Data to use:
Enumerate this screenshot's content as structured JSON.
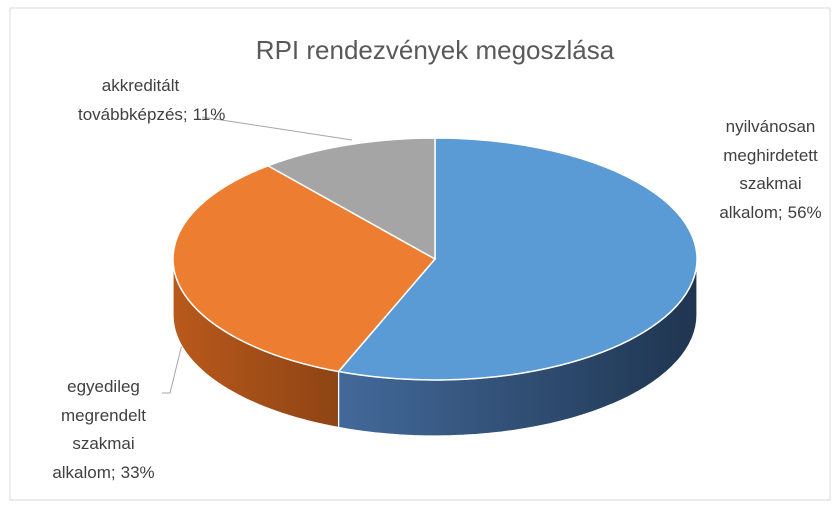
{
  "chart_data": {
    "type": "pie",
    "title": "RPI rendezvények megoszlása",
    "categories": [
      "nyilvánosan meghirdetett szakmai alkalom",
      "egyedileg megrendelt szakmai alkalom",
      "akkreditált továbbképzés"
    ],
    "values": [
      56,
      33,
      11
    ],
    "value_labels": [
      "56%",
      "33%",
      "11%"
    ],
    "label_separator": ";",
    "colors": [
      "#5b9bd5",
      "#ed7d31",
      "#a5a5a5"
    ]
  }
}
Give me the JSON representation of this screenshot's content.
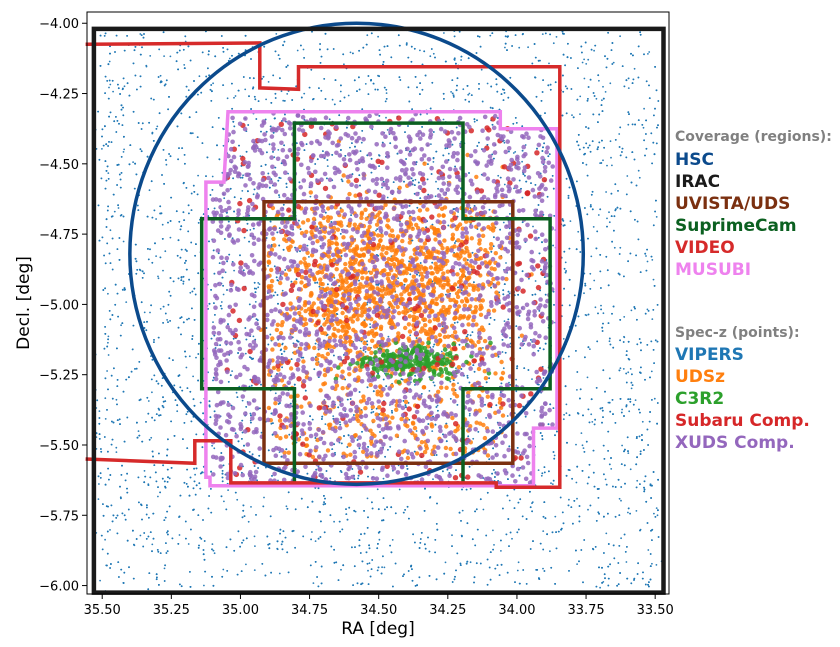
==
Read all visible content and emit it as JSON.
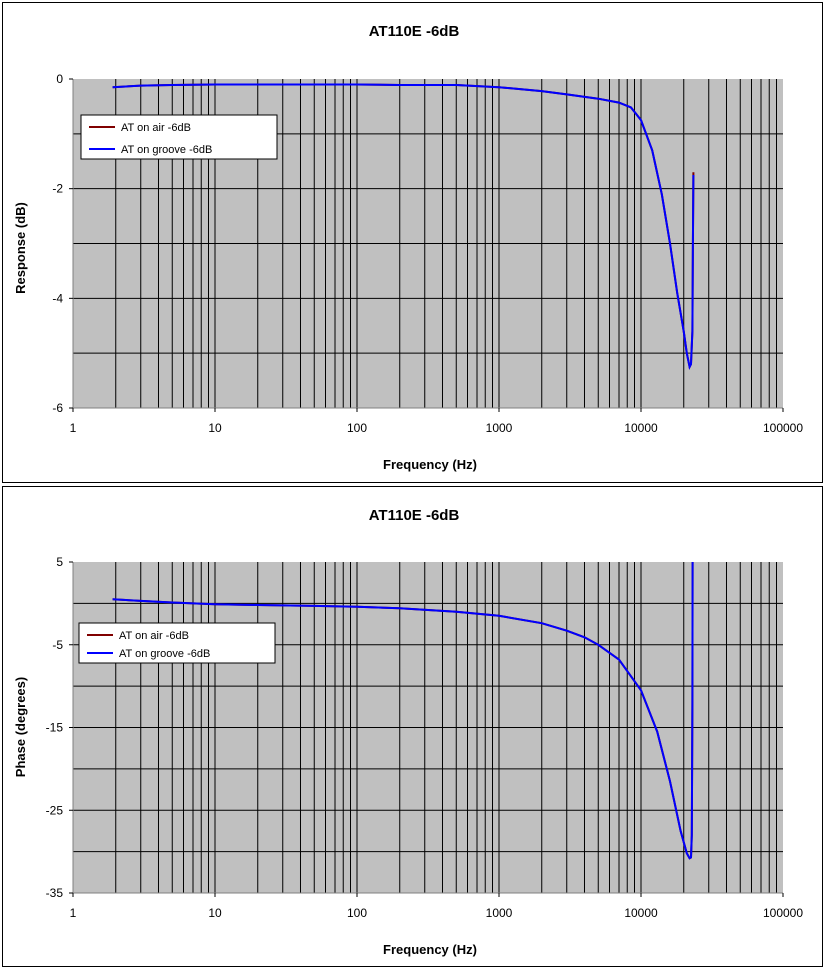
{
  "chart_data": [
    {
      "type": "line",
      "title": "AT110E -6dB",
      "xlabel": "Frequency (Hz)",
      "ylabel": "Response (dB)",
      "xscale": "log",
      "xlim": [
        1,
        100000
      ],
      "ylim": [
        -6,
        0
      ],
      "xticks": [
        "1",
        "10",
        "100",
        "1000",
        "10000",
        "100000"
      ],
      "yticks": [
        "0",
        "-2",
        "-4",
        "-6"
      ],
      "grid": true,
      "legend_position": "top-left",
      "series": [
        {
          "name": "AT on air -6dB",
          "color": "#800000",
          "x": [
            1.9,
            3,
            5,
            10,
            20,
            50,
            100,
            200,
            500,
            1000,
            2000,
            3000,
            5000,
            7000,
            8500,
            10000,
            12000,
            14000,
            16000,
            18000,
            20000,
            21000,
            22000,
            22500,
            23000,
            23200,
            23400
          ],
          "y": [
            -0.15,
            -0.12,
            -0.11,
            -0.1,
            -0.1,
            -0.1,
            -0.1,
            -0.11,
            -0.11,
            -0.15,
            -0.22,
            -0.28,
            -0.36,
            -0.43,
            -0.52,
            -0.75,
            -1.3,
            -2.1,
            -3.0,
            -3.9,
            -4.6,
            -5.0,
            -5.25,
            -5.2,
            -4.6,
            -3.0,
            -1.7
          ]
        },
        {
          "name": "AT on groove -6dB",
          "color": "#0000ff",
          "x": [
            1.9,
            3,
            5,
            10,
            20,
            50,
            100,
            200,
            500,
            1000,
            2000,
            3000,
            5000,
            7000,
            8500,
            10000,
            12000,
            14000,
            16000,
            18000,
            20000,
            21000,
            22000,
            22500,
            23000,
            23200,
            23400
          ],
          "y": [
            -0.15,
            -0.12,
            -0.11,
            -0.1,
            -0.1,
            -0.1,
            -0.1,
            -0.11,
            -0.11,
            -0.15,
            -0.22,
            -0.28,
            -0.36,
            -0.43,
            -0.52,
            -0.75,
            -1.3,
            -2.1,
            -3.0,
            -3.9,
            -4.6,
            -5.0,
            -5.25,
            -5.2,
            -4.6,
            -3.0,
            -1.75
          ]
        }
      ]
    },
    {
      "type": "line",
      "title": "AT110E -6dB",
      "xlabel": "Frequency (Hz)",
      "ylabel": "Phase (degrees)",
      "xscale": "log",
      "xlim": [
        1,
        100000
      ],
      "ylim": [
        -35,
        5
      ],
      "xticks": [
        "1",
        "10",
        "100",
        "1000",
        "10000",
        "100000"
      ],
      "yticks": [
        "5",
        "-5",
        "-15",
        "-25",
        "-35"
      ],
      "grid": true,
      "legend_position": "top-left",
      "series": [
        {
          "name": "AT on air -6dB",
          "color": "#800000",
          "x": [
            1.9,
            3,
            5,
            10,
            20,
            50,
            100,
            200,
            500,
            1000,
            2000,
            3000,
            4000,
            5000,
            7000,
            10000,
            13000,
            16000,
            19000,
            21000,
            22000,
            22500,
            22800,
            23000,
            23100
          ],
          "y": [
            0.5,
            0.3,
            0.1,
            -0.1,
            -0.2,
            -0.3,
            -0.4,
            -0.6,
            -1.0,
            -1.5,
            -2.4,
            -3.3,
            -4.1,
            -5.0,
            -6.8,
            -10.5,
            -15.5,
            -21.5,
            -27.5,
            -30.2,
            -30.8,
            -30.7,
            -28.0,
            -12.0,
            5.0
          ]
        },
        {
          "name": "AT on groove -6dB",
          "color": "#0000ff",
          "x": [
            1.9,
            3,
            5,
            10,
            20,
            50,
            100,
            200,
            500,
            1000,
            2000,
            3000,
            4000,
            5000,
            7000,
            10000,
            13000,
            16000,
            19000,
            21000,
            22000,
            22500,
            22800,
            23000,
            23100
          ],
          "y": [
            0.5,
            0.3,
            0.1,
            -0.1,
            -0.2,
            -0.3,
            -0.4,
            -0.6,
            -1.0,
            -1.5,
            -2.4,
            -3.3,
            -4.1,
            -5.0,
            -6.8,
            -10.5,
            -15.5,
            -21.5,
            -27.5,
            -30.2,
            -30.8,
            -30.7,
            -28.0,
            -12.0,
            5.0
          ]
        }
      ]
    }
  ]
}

Work to do: Retype the lines above exactly as they appear, from the line containing "Enumerate this screenshot's" through the line containing "Give me the", and leave out any pictures.

Problem solution:
Enumerate this screenshot's content as structured JSON.
{
  "chart_data": {
    "type": "pie",
    "title": "RPI rendezvények megoszlása",
    "categories": [
      "nyilvánosan meghirdetett szakmai alkalom",
      "egyedileg megrendelt szakmai alkalom",
      "akkreditált továbbképzés"
    ],
    "values": [
      56,
      33,
      11
    ],
    "value_labels": [
      "56%",
      "33%",
      "11%"
    ],
    "label_separator": ";",
    "colors": [
      "#5b9bd5",
      "#ed7d31",
      "#a5a5a5"
    ]
  }
}
Give me the JSON representation of this screenshot's content.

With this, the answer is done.